Note how many lines contain "高槻赤十字病院" and give that number, with nothing else.

***** Record set

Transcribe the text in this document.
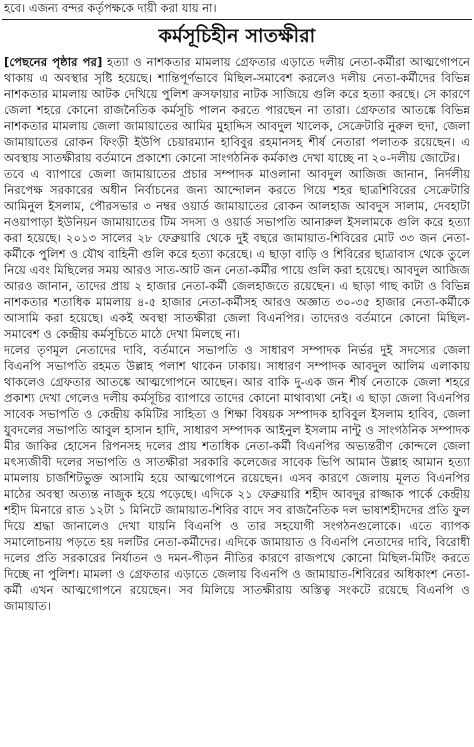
হবে। এজন্য বন্দর কর্তৃপক্ষকে দায়ী করা যায় না।
কর্মসূচিহীন সাতক্ষীরা

[পেছনের পৃষ্ঠার পর] হত্যা ও নাশকতার মামলায় গ্রেফতার এড়াতে দলীয় নেতা-কর্মীরা আত্মগোপনে থাকায় এ অবস্থার সৃষ্টি হয়েছে। শান্তিপূর্ণভাবে মিছিল-সমাবেশ করলেও দলীয় নেতা-কর্মীদের বিভিন্ন নাশকতার মামলায় আটক দেখিয়ে পুলিশ ক্রসফায়ার নাটক সাজিয়ে গুলি করে হত্যা করছে। সে কারণে জেলা শহরে কোনো রাজনৈতিক কর্মসূচি পালন করতে পারছেন না তারা। গ্রেফতার আতঙ্কে বিভিন্ন নাশকতার মামলায় জেলা জামায়াতের আমির মুহাদ্দিস আবদুল খালেক, সেক্রেটারি নুরুল হুদা, জেলা জামায়াতের রোকন ফিংড়ী ইউপি চেয়ারম্যান হাবিবুর রহমানসহ শীর্ষ নেতারা পলাতক রয়েছেন। এ অবস্থায় সাতক্ষীরায় বর্তমানে প্রকাশ্যে কোনো সাংগঠনিক কর্মকাণ্ড দেখা যাচ্ছে না ২০-দলীয় জোটের।

তবে এ ব্যাপারে জেলা জামায়াতের প্রচার সম্পাদক মাওলানা আবদুল আজিজ জানান, নির্দলীয় নিরপেক্ষ সরকারের অধীন নির্বাচনের জন্য আন্দোলন করতে গিয়ে শহর ছাত্রশিবিরের সেক্রেটারি আমিনুল ইসলাম, পৌরসভার ৩ নম্বর ওয়ার্ড জামায়াতের রোকন আলহাজ আবদুস সালাম, দেবহাটা নওয়াপাড়া ইউনিয়ন জামায়াতের টিম সদস্য ও ওয়ার্ড সভাপতি আনারুল ইসলামকে গুলি করে হত্যা করা হয়েছে। ২০১৩ সালের ২৮ ফেব্রুয়ারি থেকে দুই বছরে জামায়াত-শিবিরের মোট ৩৩ জন নেতা-কর্মীকে পুলিশ ও যৌথ বাহিনী গুলি করে হত্যা করেছে। এ ছাড়া বাড়ি ও শিবিরের ছাত্রাবাস থেকে তুলে নিয়ে এবং মিছিলের সময় আরও সাত-আট জন নেতা-কর্মীর পায়ে গুলি করা হয়েছে। আবদুল আজিজ আরও জানান, তাদের প্রায় ২ হাজার নেতা-কর্মী জেলহাজতে রয়েছেন। এ ছাড়া গাছ কাটা ও বিভিন্ন নাশকতার শতাধিক মামলায় ৪-৫ হাজার নেতা-কর্মীসহ আরও অজ্ঞাত ৩০-৩৫ হাজার নেতা-কর্মীকে আসামি করা হয়েছে। একই অবস্থা সাতক্ষীরা জেলা বিএনপির। তাদেরও বর্তমানে কোনো মিছিল-সমাবেশ ও কেন্দ্রীয় কর্মসূচিতে মাঠে দেখা মিলছে না।

দলের তৃণমূল নেতাদের দাবি, বর্তমানে সভাপতি ও সাধারণ সম্পাদক নির্ভর দুই সদস্যের জেলা বিএনপি সভাপতি রহমত উল্লাহ পলাশ থাকেন ঢাকায়। সাধারণ সম্পাদক আবদুল আলিম এলাকায় থাকলেও গ্রেফতার আতঙ্কে আত্মগোপনে আছেন। আর বাকি দু-এক জন শীর্ষ নেতাকে জেলা শহরে প্রকাশ্য দেখা গেলেও দলীয় কর্মসূচির ব্যাপারে তাদের কোনো মাথাব্যথা নেই। এ ছাড়া জেলা বিএনপির সাবেক সভাপতি ও কেন্দ্রীয় কমিটির সাহিত্য ও শিক্ষা বিষয়ক সম্পাদক হাবিবুল ইসলাম হাবিব, জেলা যুবদলের সভাপতি আবুল হাসান হাদি, সাধারণ সম্পাদক আইনুল ইসলাম নান্টু ও সাংগঠনিক সম্পাদক মীর জাকির হোসেন রিপনসহ দলের প্রায় শতাধিক নেতা-কর্মী বিএনপির অভ্যন্তরীণ কোন্দলে জেলা মৎস্যজীবী দলের সভাপতি ও সাতক্ষীরা সরকারি কলেজের সাবেক ভিপি আমান উল্লাহ আমান হত্যা মামলায় চার্জশিটভুক্ত আসামি হয়ে আত্মগোপনে রয়েছেন। এসব কারণে জেলায় মূলত বিএনপির মাঠের অবস্থা অত্যন্ত নাজুক হয়ে পড়েছে। এদিকে ২১ ফেব্রুয়ারি শহীদ আবদুর রাজ্জাক পার্কে কেন্দ্রীয় শহীদ মিনারে রাত ১২টা ১ মিনিটে জামায়াত-শিবির বাদে সব রাজনৈতিক দল ভাষাশহীদদের প্রতি ফুল দিয়ে শ্রদ্ধা জানালেও দেখা যায়নি বিএনপি ও তার সহযোগী সংগঠনগুলোকে। এতে ব্যাপক সমালোচনায় পড়তে হয় দলটির নেতা-কর্মীদের। এদিকে জামায়াত ও বিএনপি নেতাদের দাবি, বিরোধী দলের প্রতি সরকারের নির্যাতন ও দমন-পীড়ন নীতির কারণে রাজপথে কোনো মিছিল-মিটিং করতে দিচ্ছে না পুলিশ। মামলা ও গ্রেফতার এড়াতে জেলায় বিএনপি ও জামায়াত-শিবিরের অধিকাংশ নেতা-কর্মী এখন আত্মগোপনে রয়েছেন। সব মিলিয়ে সাতক্ষীরায় অস্তিত্ব সংকটে রয়েছে বিএনপি ও জামায়াত।
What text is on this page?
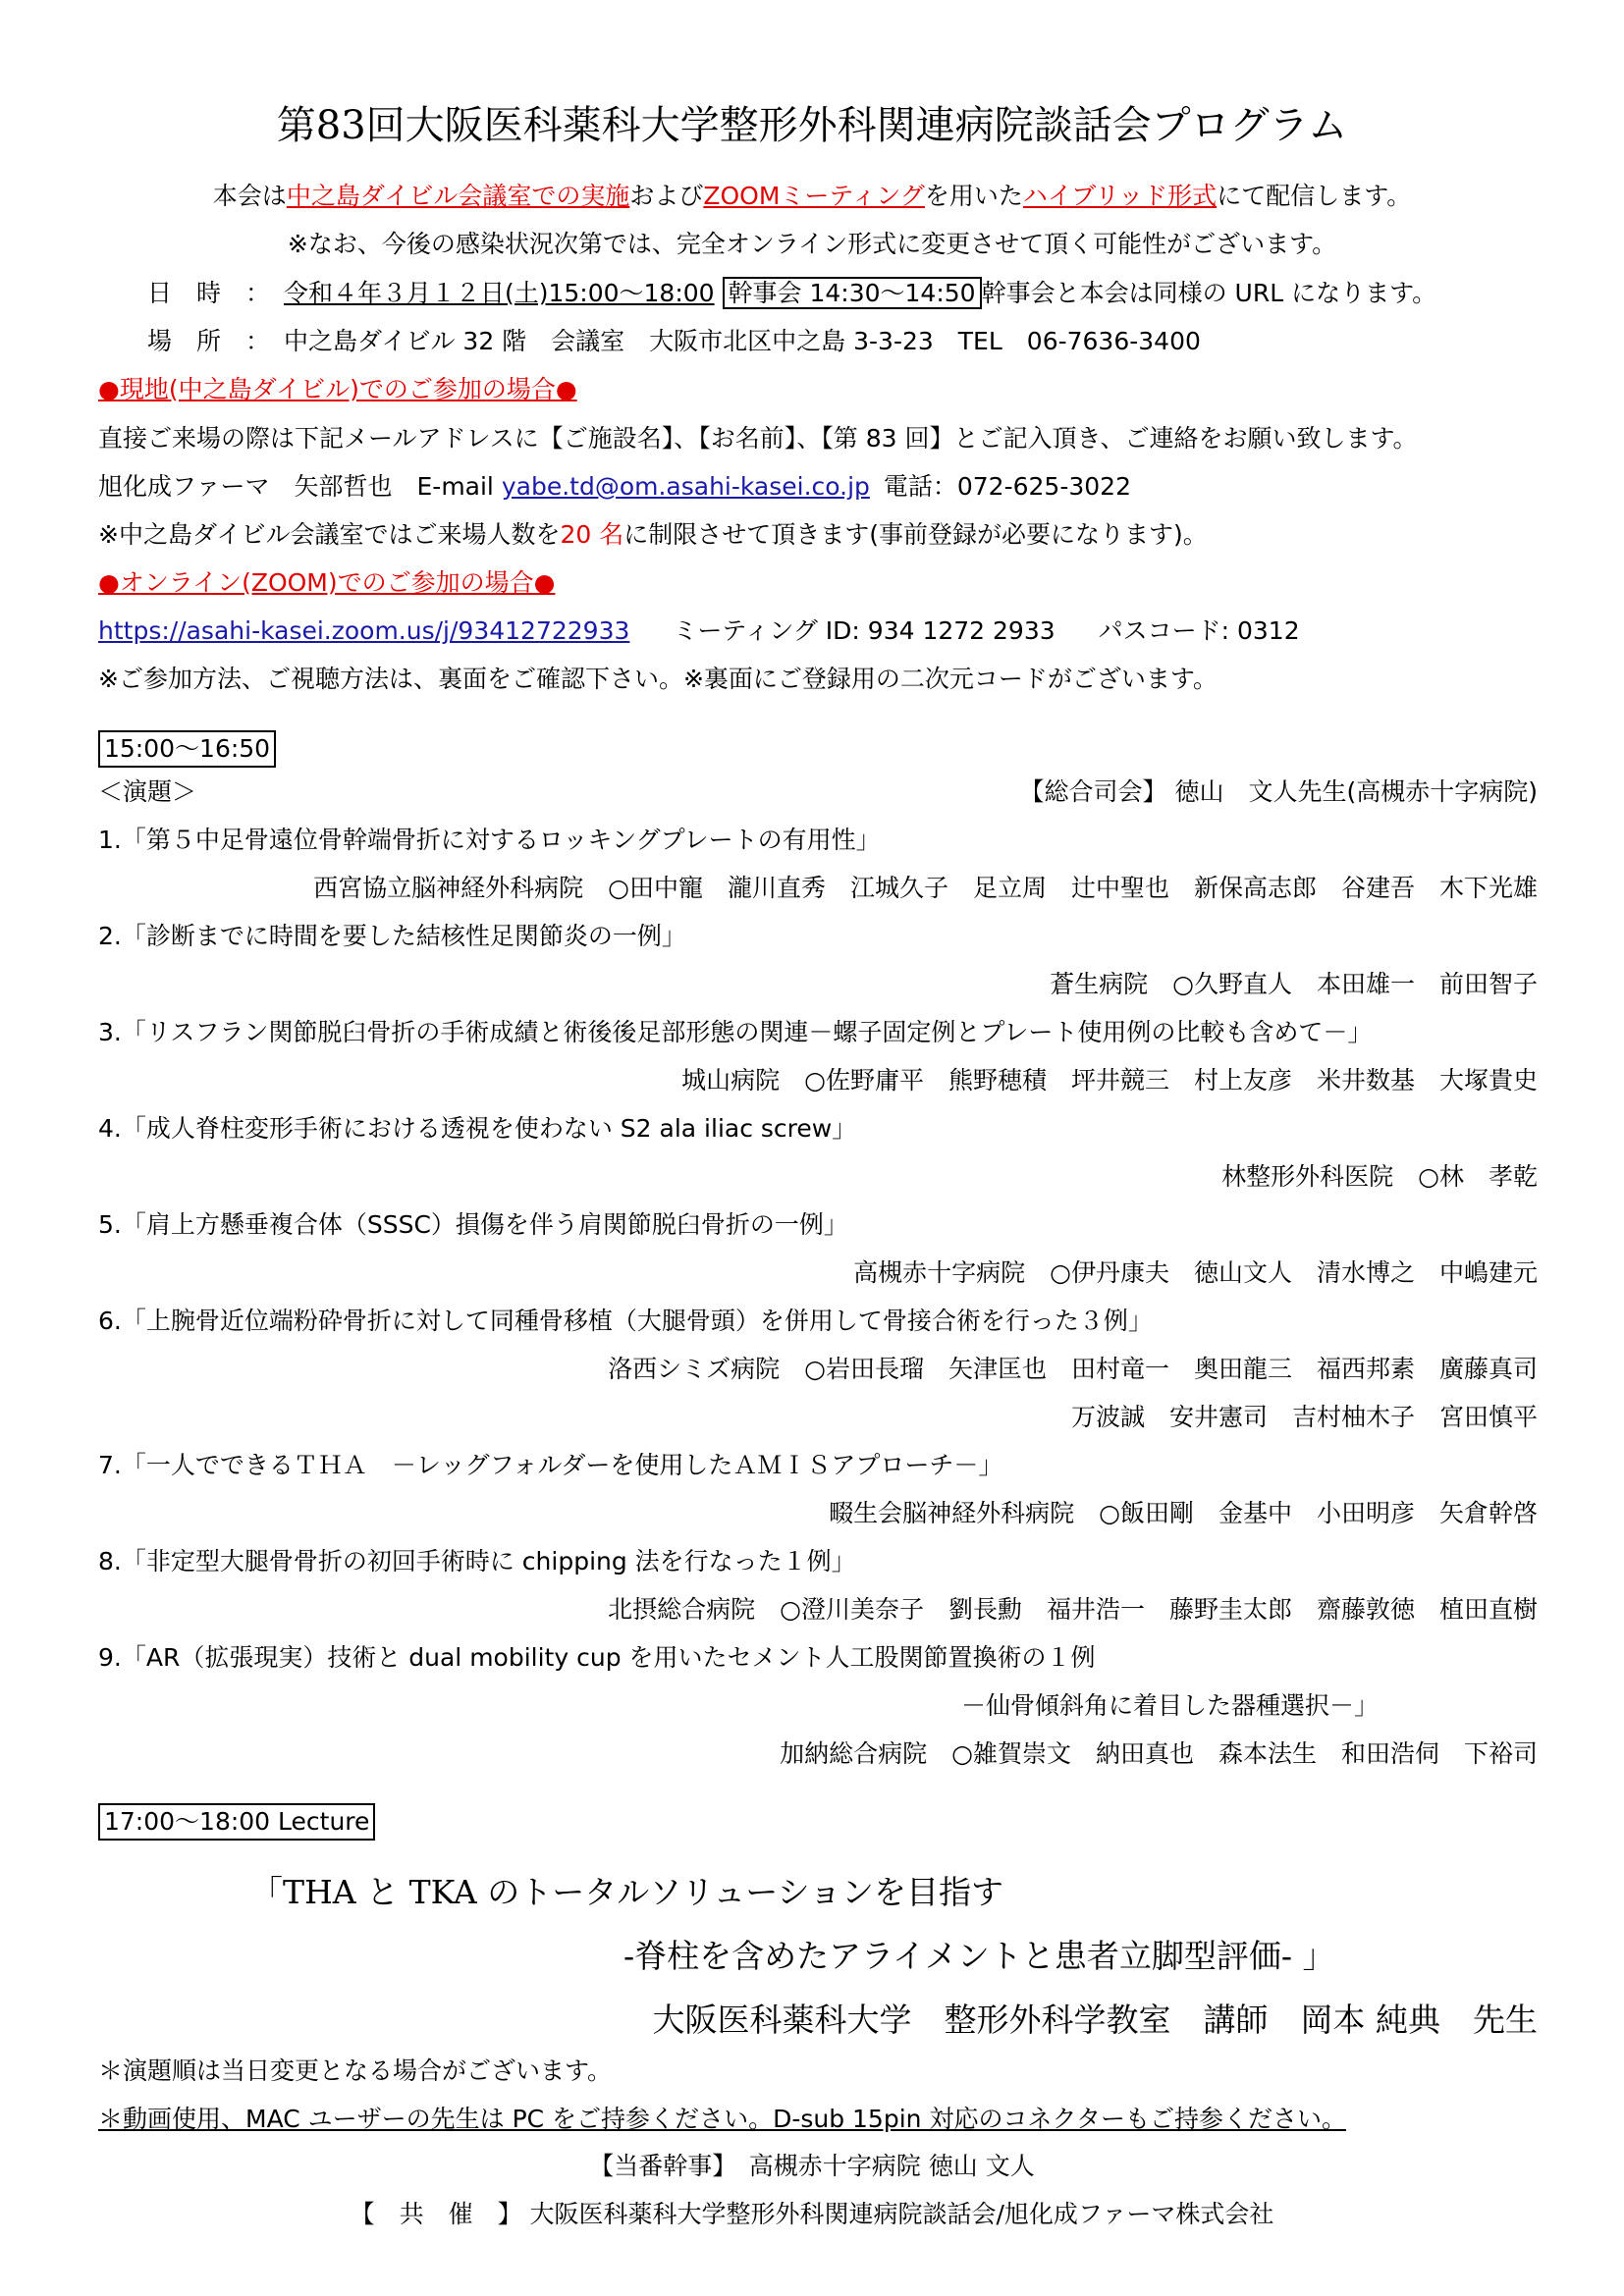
第83回大阪医科薬科大学整形外科関連病院談話会プログラム
本会は中之島ダイビル会議室での実施およびZOOMミーティングを用いたハイブリッド形式にて配信します。
※なお、今後の感染状況次第では、完全オンライン形式に変更させて頂く可能性がございます。
日　時　： 令和４年３月１２日(土)15:00〜18:00 幹事会 14:30〜14:50 幹事会と本会は同様の URL になります。
場　所　： 中之島ダイビル 32 階　会議室　大阪市北区中之島 3-3-23　TEL　06-7636-3400
●現地(中之島ダイビル)でのご参加の場合●
直接ご来場の際は下記メールアドレスに【ご施設名】、【お名前】、【第 83 回】とご記入頂き、ご連絡をお願い致します。
旭化成ファーマ　矢部哲也　E-mail yabe.td@om.asahi-kasei.co.jp 電話：072-625-3022
※中之島ダイビル会議室ではご来場人数を20 名に制限させて頂きます(事前登録が必要になります)。
●オンライン(ZOOM)でのご参加の場合●
https://asahi-kasei.zoom.us/j/93412722933 ミーティング ID: 934 1272 2933 パスコード: 0312
※ご参加方法、ご視聴方法は、裏面をご確認下さい。※裏面にご登録用の二次元コードがございます。
15:00〜16:50
＜演題＞	【総合司会】 徳山　文人先生(高槻赤十字病院)
1.「第５中足骨遠位骨幹端骨折に対するロッキングプレートの有用性」
西宮協立脳神経外科病院　○田中寵　瀧川直秀　江城久子　足立周　辻中聖也　新保高志郎　谷建吾　木下光雄
2.「診断までに時間を要した結核性足関節炎の一例」
蒼生病院　○久野直人　本田雄一　前田智子
3.「リスフラン関節脱臼骨折の手術成績と術後後足部形態の関連－螺子固定例とプレート使用例の比較も含めて－」
城山病院　○佐野庸平　熊野穂積　坪井競三　村上友彦　米井数基　大塚貴史
4.「成人脊柱変形手術における透視を使わない S2 ala iliac screw」
林整形外科医院　○林　孝乾
5.「肩上方懸垂複合体（SSSC）損傷を伴う肩関節脱臼骨折の一例」
高槻赤十字病院　○伊丹康夫　徳山文人　清水博之　中嶋建元
6.「上腕骨近位端粉砕骨折に対して同種骨移植（大腿骨頭）を併用して骨接合術を行った３例」
洛西シミズ病院　○岩田長瑠　矢津匡也　田村竜一　奥田龍三　福西邦素　廣藤真司
万波誠　安井憲司　吉村柚木子　宮田慎平
7.「一人でできるＴＨＡ　－レッグフォルダーを使用したＡＭＩＳアプローチ－」
畷生会脳神経外科病院　○飯田剛　金基中　小田明彦　矢倉幹啓
8.「非定型大腿骨骨折の初回手術時に chipping 法を行なった１例」
北摂総合病院　○澄川美奈子　劉長勳　福井浩一　藤野圭太郎　齋藤敦徳　植田直樹
9.「AR（拡張現実）技術と dual mobility cup を用いたセメント人工股関節置換術の１例
－仙骨傾斜角に着目した器種選択－」
加納総合病院　○雑賀崇文　納田真也　森本法生　和田浩伺　下裕司
17:00〜18:00 Lecture
「THA と TKA のトータルソリューションを目指す
-脊柱を含めたアライメントと患者立脚型評価- 」
大阪医科薬科大学　整形外科学教室　講師　岡本 純典　先生
＊演題順は当日変更となる場合がございます。
＊動画使用、MAC ユーザーの先生は PC をご持参ください。D-sub 15pin 対応のコネクターもご持参ください。
【当番幹事】　高槻赤十字病院 徳山 文人
【　共　催　】 大阪医科薬科大学整形外科関連病院談話会/旭化成ファーマ株式会社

**********

# [Solution for this problem]
3